## [REQUIRED TASK]
Produce a verbatim copy of the entries listed below.

## [GIVEN RECORDS]
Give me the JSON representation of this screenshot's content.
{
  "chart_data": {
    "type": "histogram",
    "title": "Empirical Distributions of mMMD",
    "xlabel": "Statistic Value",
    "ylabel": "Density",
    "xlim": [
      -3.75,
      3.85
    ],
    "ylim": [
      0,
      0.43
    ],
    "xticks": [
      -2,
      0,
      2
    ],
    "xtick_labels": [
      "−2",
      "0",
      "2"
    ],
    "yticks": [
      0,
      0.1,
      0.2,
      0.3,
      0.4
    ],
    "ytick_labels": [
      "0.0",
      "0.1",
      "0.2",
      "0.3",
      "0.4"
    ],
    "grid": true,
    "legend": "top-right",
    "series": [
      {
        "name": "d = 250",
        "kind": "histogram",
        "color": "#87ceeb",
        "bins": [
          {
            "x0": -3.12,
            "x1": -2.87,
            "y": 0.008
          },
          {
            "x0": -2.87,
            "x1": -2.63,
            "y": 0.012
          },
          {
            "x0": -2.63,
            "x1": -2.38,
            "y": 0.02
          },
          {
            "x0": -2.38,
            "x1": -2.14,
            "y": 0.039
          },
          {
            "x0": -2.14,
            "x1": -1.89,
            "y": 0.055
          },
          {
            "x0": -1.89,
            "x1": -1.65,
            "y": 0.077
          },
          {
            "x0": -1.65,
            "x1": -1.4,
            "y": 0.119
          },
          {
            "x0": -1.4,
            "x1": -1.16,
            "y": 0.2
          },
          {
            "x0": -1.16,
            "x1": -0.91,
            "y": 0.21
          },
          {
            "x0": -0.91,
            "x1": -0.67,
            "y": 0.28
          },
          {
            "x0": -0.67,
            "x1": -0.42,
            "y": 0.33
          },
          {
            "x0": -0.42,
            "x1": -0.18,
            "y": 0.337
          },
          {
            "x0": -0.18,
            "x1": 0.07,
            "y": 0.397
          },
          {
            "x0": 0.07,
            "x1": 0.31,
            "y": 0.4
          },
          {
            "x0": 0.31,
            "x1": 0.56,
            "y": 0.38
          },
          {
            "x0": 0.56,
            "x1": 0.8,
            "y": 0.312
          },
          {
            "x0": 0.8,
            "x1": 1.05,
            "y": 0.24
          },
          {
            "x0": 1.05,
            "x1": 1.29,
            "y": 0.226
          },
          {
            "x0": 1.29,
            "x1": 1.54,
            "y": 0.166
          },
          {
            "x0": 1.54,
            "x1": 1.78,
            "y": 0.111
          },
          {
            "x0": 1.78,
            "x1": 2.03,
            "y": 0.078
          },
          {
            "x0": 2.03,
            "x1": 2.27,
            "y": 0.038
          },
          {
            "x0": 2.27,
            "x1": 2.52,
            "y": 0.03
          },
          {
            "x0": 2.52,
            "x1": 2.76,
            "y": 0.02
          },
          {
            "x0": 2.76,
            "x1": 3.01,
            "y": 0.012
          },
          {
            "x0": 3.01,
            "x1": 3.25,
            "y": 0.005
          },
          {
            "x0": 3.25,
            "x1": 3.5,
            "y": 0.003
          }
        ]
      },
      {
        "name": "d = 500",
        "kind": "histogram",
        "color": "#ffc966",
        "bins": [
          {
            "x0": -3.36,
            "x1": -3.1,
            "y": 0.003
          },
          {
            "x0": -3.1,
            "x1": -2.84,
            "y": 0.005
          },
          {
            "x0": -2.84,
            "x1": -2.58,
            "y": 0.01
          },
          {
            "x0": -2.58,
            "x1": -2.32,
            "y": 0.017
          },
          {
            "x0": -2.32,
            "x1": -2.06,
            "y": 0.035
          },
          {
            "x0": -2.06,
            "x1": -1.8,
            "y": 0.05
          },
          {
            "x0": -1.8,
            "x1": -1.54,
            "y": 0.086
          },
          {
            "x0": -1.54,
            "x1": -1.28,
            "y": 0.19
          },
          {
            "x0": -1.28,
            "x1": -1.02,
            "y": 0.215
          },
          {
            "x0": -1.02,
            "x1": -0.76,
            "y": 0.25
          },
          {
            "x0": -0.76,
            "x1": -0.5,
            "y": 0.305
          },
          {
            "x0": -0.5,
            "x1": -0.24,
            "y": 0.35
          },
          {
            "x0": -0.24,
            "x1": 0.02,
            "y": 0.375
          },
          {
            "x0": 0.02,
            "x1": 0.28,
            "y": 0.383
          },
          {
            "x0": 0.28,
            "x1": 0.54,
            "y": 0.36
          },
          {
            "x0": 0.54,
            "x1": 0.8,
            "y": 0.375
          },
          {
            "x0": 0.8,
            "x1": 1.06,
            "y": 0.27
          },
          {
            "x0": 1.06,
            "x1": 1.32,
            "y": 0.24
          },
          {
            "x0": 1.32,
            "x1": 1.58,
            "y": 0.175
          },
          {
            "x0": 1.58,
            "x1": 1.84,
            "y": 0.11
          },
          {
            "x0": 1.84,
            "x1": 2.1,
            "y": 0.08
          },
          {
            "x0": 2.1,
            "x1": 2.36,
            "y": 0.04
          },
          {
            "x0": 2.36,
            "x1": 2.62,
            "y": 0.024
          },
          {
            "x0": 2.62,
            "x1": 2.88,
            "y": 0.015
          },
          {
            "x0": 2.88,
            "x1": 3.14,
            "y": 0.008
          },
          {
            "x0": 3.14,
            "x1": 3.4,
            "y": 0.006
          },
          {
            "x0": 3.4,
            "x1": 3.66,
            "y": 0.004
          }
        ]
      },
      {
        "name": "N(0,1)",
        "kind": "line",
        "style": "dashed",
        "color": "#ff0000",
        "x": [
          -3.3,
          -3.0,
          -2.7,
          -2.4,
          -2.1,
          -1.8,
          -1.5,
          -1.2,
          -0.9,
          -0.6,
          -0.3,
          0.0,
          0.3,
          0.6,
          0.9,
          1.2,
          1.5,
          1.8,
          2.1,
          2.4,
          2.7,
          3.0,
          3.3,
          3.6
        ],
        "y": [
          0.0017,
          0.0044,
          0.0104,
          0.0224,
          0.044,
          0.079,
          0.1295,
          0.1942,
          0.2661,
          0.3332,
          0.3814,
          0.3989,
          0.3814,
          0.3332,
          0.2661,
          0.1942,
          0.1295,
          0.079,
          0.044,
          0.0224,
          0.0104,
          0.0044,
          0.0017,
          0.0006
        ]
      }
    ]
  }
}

## [CORRECT OUTPUT]
Give me the JSON representation of this screenshot's content.
{
  "chart_data": {
    "type": "histogram",
    "title": "Empirical Distributions of mMMD",
    "xlabel": "Statistic Value",
    "ylabel": "Density",
    "xlim": [
      -3.75,
      3.85
    ],
    "ylim": [
      0,
      0.43
    ],
    "xticks": [
      -2,
      0,
      2
    ],
    "xtick_labels": [
      "−2",
      "0",
      "2"
    ],
    "yticks": [
      0,
      0.1,
      0.2,
      0.3,
      0.4
    ],
    "ytick_labels": [
      "0.0",
      "0.1",
      "0.2",
      "0.3",
      "0.4"
    ],
    "grid": true,
    "legend": "top-right",
    "series": [
      {
        "name": "d = 250",
        "kind": "histogram",
        "color": "#87ceeb",
        "bins": [
          {
            "x0": -3.12,
            "x1": -2.87,
            "y": 0.008
          },
          {
            "x0": -2.87,
            "x1": -2.63,
            "y": 0.012
          },
          {
            "x0": -2.63,
            "x1": -2.38,
            "y": 0.02
          },
          {
            "x0": -2.38,
            "x1": -2.14,
            "y": 0.039
          },
          {
            "x0": -2.14,
            "x1": -1.89,
            "y": 0.055
          },
          {
            "x0": -1.89,
            "x1": -1.65,
            "y": 0.077
          },
          {
            "x0": -1.65,
            "x1": -1.4,
            "y": 0.119
          },
          {
            "x0": -1.4,
            "x1": -1.16,
            "y": 0.2
          },
          {
            "x0": -1.16,
            "x1": -0.91,
            "y": 0.21
          },
          {
            "x0": -0.91,
            "x1": -0.67,
            "y": 0.28
          },
          {
            "x0": -0.67,
            "x1": -0.42,
            "y": 0.33
          },
          {
            "x0": -0.42,
            "x1": -0.18,
            "y": 0.337
          },
          {
            "x0": -0.18,
            "x1": 0.07,
            "y": 0.397
          },
          {
            "x0": 0.07,
            "x1": 0.31,
            "y": 0.4
          },
          {
            "x0": 0.31,
            "x1": 0.56,
            "y": 0.38
          },
          {
            "x0": 0.56,
            "x1": 0.8,
            "y": 0.312
          },
          {
            "x0": 0.8,
            "x1": 1.05,
            "y": 0.24
          },
          {
            "x0": 1.05,
            "x1": 1.29,
            "y": 0.226
          },
          {
            "x0": 1.29,
            "x1": 1.54,
            "y": 0.166
          },
          {
            "x0": 1.54,
            "x1": 1.78,
            "y": 0.111
          },
          {
            "x0": 1.78,
            "x1": 2.03,
            "y": 0.078
          },
          {
            "x0": 2.03,
            "x1": 2.27,
            "y": 0.038
          },
          {
            "x0": 2.27,
            "x1": 2.52,
            "y": 0.03
          },
          {
            "x0": 2.52,
            "x1": 2.76,
            "y": 0.02
          },
          {
            "x0": 2.76,
            "x1": 3.01,
            "y": 0.012
          },
          {
            "x0": 3.01,
            "x1": 3.25,
            "y": 0.005
          },
          {
            "x0": 3.25,
            "x1": 3.5,
            "y": 0.003
          }
        ]
      },
      {
        "name": "d = 500",
        "kind": "histogram",
        "color": "#ffc966",
        "bins": [
          {
            "x0": -3.36,
            "x1": -3.1,
            "y": 0.003
          },
          {
            "x0": -3.1,
            "x1": -2.84,
            "y": 0.005
          },
          {
            "x0": -2.84,
            "x1": -2.58,
            "y": 0.01
          },
          {
            "x0": -2.58,
            "x1": -2.32,
            "y": 0.017
          },
          {
            "x0": -2.32,
            "x1": -2.06,
            "y": 0.035
          },
          {
            "x0": -2.06,
            "x1": -1.8,
            "y": 0.05
          },
          {
            "x0": -1.8,
            "x1": -1.54,
            "y": 0.086
          },
          {
            "x0": -1.54,
            "x1": -1.28,
            "y": 0.19
          },
          {
            "x0": -1.28,
            "x1": -1.02,
            "y": 0.215
          },
          {
            "x0": -1.02,
            "x1": -0.76,
            "y": 0.25
          },
          {
            "x0": -0.76,
            "x1": -0.5,
            "y": 0.305
          },
          {
            "x0": -0.5,
            "x1": -0.24,
            "y": 0.35
          },
          {
            "x0": -0.24,
            "x1": 0.02,
            "y": 0.375
          },
          {
            "x0": 0.02,
            "x1": 0.28,
            "y": 0.383
          },
          {
            "x0": 0.28,
            "x1": 0.54,
            "y": 0.36
          },
          {
            "x0": 0.54,
            "x1": 0.8,
            "y": 0.375
          },
          {
            "x0": 0.8,
            "x1": 1.06,
            "y": 0.27
          },
          {
            "x0": 1.06,
            "x1": 1.32,
            "y": 0.24
          },
          {
            "x0": 1.32,
            "x1": 1.58,
            "y": 0.175
          },
          {
            "x0": 1.58,
            "x1": 1.84,
            "y": 0.11
          },
          {
            "x0": 1.84,
            "x1": 2.1,
            "y": 0.08
          },
          {
            "x0": 2.1,
            "x1": 2.36,
            "y": 0.04
          },
          {
            "x0": 2.36,
            "x1": 2.62,
            "y": 0.024
          },
          {
            "x0": 2.62,
            "x1": 2.88,
            "y": 0.015
          },
          {
            "x0": 2.88,
            "x1": 3.14,
            "y": 0.008
          },
          {
            "x0": 3.14,
            "x1": 3.4,
            "y": 0.006
          },
          {
            "x0": 3.4,
            "x1": 3.66,
            "y": 0.004
          }
        ]
      },
      {
        "name": "N(0,1)",
        "kind": "line",
        "style": "dashed",
        "color": "#ff0000",
        "x": [
          -3.3,
          -3.0,
          -2.7,
          -2.4,
          -2.1,
          -1.8,
          -1.5,
          -1.2,
          -0.9,
          -0.6,
          -0.3,
          0.0,
          0.3,
          0.6,
          0.9,
          1.2,
          1.5,
          1.8,
          2.1,
          2.4,
          2.7,
          3.0,
          3.3,
          3.6
        ],
        "y": [
          0.0017,
          0.0044,
          0.0104,
          0.0224,
          0.044,
          0.079,
          0.1295,
          0.1942,
          0.2661,
          0.3332,
          0.3814,
          0.3989,
          0.3814,
          0.3332,
          0.2661,
          0.1942,
          0.1295,
          0.079,
          0.044,
          0.0224,
          0.0104,
          0.0044,
          0.0017,
          0.0006
        ]
      }
    ]
  }
}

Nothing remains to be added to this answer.